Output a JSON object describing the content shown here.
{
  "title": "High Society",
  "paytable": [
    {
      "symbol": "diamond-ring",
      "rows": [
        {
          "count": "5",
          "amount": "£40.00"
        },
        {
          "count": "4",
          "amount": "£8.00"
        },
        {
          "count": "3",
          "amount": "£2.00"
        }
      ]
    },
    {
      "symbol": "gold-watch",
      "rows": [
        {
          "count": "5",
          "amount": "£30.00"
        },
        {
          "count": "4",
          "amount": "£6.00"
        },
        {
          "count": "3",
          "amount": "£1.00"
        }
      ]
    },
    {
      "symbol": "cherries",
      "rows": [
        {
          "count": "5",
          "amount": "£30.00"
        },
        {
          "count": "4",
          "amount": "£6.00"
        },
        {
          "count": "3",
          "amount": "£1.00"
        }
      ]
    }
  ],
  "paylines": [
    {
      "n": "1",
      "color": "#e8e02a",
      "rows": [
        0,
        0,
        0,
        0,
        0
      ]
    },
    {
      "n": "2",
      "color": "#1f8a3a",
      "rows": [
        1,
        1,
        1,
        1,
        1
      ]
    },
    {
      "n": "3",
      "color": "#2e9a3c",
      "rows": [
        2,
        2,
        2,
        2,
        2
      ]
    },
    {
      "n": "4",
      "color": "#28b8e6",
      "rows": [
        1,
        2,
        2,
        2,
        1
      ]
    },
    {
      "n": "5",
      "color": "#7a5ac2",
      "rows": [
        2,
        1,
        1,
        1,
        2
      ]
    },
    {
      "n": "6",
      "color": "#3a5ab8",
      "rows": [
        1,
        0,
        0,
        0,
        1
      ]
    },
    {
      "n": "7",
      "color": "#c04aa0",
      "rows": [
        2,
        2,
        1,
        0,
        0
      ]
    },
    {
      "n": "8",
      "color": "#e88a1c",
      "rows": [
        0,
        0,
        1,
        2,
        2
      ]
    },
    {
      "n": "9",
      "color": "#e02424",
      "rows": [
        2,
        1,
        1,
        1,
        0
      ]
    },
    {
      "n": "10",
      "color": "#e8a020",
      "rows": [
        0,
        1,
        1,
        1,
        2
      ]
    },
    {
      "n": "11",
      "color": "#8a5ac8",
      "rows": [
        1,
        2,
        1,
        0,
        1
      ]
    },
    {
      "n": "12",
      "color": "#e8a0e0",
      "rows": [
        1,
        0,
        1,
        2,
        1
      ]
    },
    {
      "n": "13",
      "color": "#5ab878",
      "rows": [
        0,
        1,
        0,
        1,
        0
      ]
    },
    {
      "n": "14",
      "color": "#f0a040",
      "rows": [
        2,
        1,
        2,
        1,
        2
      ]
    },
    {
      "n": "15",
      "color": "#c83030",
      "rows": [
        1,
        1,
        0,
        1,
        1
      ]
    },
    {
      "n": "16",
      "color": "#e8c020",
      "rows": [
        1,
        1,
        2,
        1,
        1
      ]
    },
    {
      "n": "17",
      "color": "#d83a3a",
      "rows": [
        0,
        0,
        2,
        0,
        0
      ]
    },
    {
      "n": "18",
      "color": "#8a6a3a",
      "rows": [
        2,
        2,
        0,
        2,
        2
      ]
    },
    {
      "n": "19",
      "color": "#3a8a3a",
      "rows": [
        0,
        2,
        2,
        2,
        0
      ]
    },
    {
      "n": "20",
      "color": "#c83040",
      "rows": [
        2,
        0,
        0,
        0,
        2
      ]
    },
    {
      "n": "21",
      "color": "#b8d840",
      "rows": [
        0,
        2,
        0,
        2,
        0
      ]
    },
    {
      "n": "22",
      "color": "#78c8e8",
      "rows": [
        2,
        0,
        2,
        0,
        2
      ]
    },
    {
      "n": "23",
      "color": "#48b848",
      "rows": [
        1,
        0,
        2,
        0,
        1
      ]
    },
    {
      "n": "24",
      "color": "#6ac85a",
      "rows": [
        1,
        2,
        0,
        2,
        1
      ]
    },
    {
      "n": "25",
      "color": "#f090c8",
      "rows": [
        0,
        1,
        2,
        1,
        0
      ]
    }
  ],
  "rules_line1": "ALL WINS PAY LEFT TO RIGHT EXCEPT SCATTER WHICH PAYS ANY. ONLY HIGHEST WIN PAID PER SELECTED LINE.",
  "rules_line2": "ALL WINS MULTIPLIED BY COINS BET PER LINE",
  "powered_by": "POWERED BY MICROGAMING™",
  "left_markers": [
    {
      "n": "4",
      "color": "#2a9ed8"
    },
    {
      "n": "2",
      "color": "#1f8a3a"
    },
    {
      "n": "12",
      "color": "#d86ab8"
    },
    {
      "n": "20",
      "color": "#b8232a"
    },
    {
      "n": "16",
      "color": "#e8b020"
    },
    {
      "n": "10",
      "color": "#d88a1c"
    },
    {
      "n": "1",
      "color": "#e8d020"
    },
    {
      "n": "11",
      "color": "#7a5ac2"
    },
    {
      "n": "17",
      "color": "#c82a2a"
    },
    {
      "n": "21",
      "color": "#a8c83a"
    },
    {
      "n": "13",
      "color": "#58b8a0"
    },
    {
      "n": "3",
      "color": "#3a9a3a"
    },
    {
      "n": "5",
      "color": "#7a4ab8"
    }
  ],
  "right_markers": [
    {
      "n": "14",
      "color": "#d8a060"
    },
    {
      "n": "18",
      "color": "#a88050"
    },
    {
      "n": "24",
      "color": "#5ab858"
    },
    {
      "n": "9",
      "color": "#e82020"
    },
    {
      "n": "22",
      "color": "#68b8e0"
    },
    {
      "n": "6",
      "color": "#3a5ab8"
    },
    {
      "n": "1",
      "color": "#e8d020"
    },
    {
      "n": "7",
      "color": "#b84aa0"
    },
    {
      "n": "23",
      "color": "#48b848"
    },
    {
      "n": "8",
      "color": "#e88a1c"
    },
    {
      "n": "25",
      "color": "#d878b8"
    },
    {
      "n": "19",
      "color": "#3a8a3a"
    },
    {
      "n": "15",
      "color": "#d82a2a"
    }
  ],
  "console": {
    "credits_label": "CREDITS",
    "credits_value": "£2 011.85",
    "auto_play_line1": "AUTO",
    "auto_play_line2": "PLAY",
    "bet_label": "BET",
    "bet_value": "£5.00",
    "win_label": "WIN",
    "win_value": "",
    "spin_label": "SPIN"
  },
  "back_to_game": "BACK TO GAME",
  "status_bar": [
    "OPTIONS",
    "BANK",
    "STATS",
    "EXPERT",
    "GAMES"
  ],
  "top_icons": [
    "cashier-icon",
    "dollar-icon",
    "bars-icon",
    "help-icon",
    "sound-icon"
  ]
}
----
## Your objective:
Pull out every line above that holds the word "symbol".

## Response to the task:
      "symbol": "diamond-ring",
      "symbol": "gold-watch",
      "symbol": "cherries",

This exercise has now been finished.